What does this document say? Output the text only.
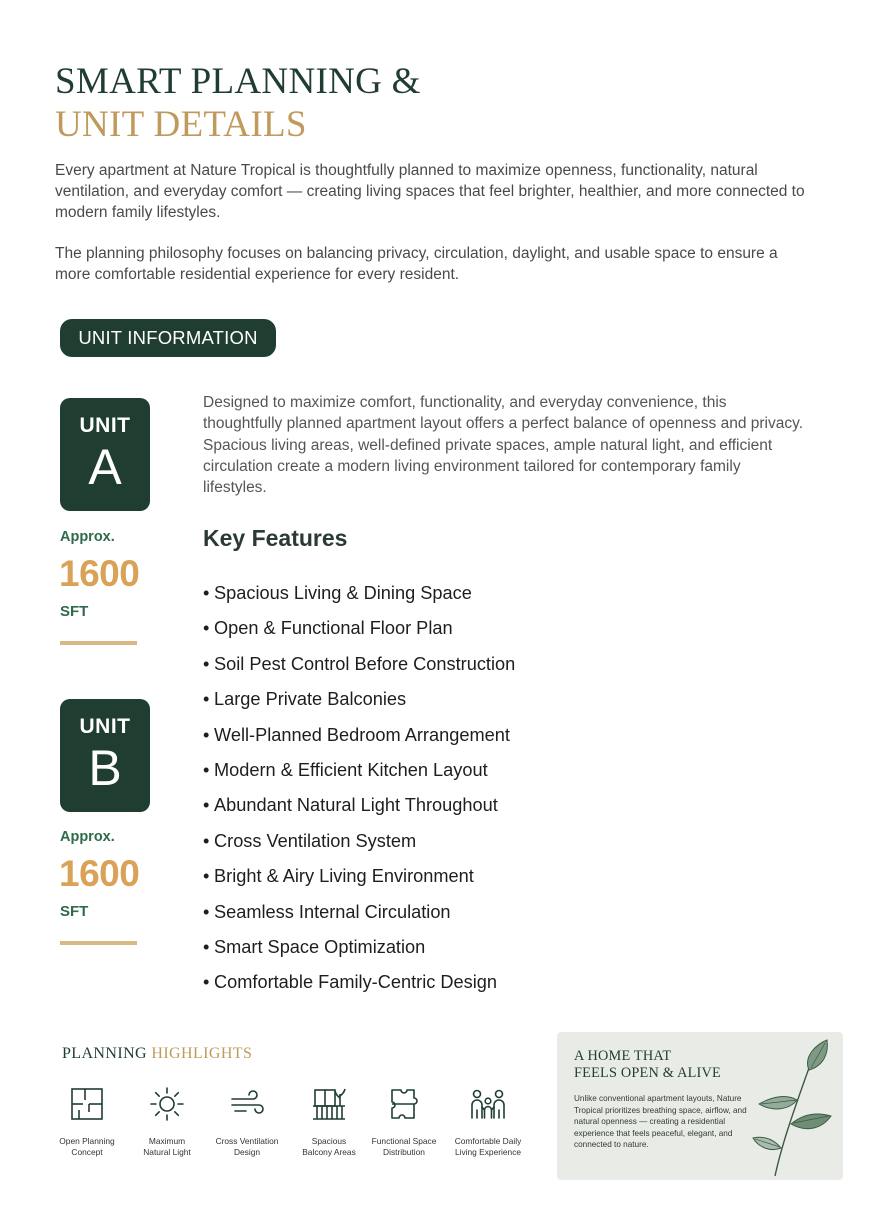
SMART PLANNING &
UNIT DETAILS

Every apartment at Nature Tropical is thoughtfully planned to maximize openness, functionality, natural ventilation, and everyday comfort — creating living spaces that feel brighter, healthier, and more connected to modern family lifestyles.

The planning philosophy focuses on balancing privacy, circulation, daylight, and usable space to ensure a more comfortable residential experience for every resident.

UNIT INFORMATION
UNIT
A
Approx.
1600
SFT
UNIT
B
Approx.
1600
SFT

Designed to maximize comfort, functionality, and everyday convenience, this thoughtfully planned apartment layout offers a perfect balance of openness and privacy. Spacious living areas, well-defined private spaces, ample natural light, and efficient circulation create a modern living environment tailored for contemporary family lifestyles.

Key Features
• Spacious Living & Dining Space
• Open & Functional Floor Plan
• Soil Pest Control Before Construction
• Large Private Balconies
• Well-Planned Bedroom Arrangement
• Modern & Efficient Kitchen Layout
• Abundant Natural Light Throughout
• Cross Ventilation System
• Bright & Airy Living Environment
• Seamless Internal Circulation
• Smart Space Optimization
• Comfortable Family-Centric Design
PLANNING HIGHLIGHTS
Open Planning
Concept
Maximum
Natural Light
Cross Ventilation
Design
Spacious
Balcony Areas
Functional Space
Distribution
Comfortable Daily
Living Experience
A HOME THAT
FEELS OPEN & ALIVE

Unlike conventional apartment layouts, Nature Tropical prioritizes breathing space, airflow, and natural openness — creating a residential experience that feels peaceful, elegant, and connected to nature.
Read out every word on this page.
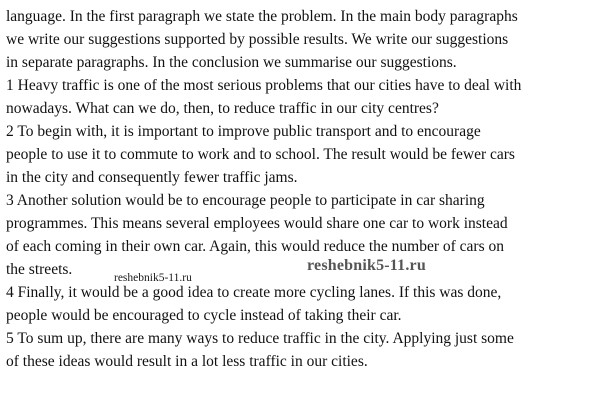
language. In the first paragraph we state the problem. In the main body paragraphs
we write our suggestions supported by possible results. We write our suggestions
in separate paragraphs. In the conclusion we summarise our suggestions.
1 Heavy traffic is one of the most serious problems that our cities have to deal with
nowadays. What can we do, then, to reduce traffic in our city centres?
2 To begin with, it is important to improve public transport and to encourage
people to use it to commute to work and to school. The result would be fewer cars
in the city and consequently fewer traffic jams.
3 Another solution would be to encourage people to participate in car sharing
programmes. This means several employees would share one car to work instead
of each coming in their own car. Again, this would reduce the number of cars on
the streets.
4 Finally, it would be a good idea to create more cycling lanes. If this was done,
people would be encouraged to cycle instead of taking their car.
5 To sum up, there are many ways to reduce traffic in the city. Applying just some
of these ideas would result in a lot less traffic in our cities.
reshebnik5-11.ru
reshebnik5-11.ru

GOAL
Make a verbatim copy of all the entries and strip out the pictures.

EXERCISE RESPONSE
What does this document say? Output the text only.
SMART PLANNING &
UNIT DETAILS

Every apartment at Nature Tropical is thoughtfully planned to maximize openness, functionality, natural ventilation, and everyday comfort — creating living spaces that feel brighter, healthier, and more connected to modern family lifestyles.

The planning philosophy focuses on balancing privacy, circulation, daylight, and usable space to ensure a more comfortable residential experience for every resident.

UNIT INFORMATION
UNIT
A
Approx.
1600
SFT
UNIT
B
Approx.
1600
SFT

Designed to maximize comfort, functionality, and everyday convenience, this thoughtfully planned apartment layout offers a perfect balance of openness and privacy. Spacious living areas, well-defined private spaces, ample natural light, and efficient circulation create a modern living environment tailored for contemporary family lifestyles.

Key Features
• Spacious Living & Dining Space
• Open & Functional Floor Plan
• Soil Pest Control Before Construction
• Large Private Balconies
• Well-Planned Bedroom Arrangement
• Modern & Efficient Kitchen Layout
• Abundant Natural Light Throughout
• Cross Ventilation System
• Bright & Airy Living Environment
• Seamless Internal Circulation
• Smart Space Optimization
• Comfortable Family-Centric Design
PLANNING HIGHLIGHTS
Open Planning
Concept
Maximum
Natural Light
Cross Ventilation
Design
Spacious
Balcony Areas
Functional Space
Distribution
Comfortable Daily
Living Experience
A HOME THAT
FEELS OPEN & ALIVE

Unlike conventional apartment layouts, Nature Tropical prioritizes breathing space, airflow, and natural openness — creating a residential experience that feels peaceful, elegant, and connected to nature.
Read out every word on this page.
language. In the first paragraph we state the problem. In the main body paragraphs
we write our suggestions supported by possible results. We write our suggestions
in separate paragraphs. In the conclusion we summarise our suggestions.
1 Heavy traffic is one of the most serious problems that our cities have to deal with
nowadays. What can we do, then, to reduce traffic in our city centres?
2 To begin with, it is important to improve public transport and to encourage
people to use it to commute to work and to school. The result would be fewer cars
in the city and consequently fewer traffic jams.
3 Another solution would be to encourage people to participate in car sharing
programmes. This means several employees would share one car to work instead
of each coming in their own car. Again, this would reduce the number of cars on
the streets.
4 Finally, it would be a good idea to create more cycling lanes. If this was done,
people would be encouraged to cycle instead of taking their car.
5 To sum up, there are many ways to reduce traffic in the city. Applying just some
of these ideas would result in a lot less traffic in our cities.
reshebnik5-11.ru
reshebnik5-11.ru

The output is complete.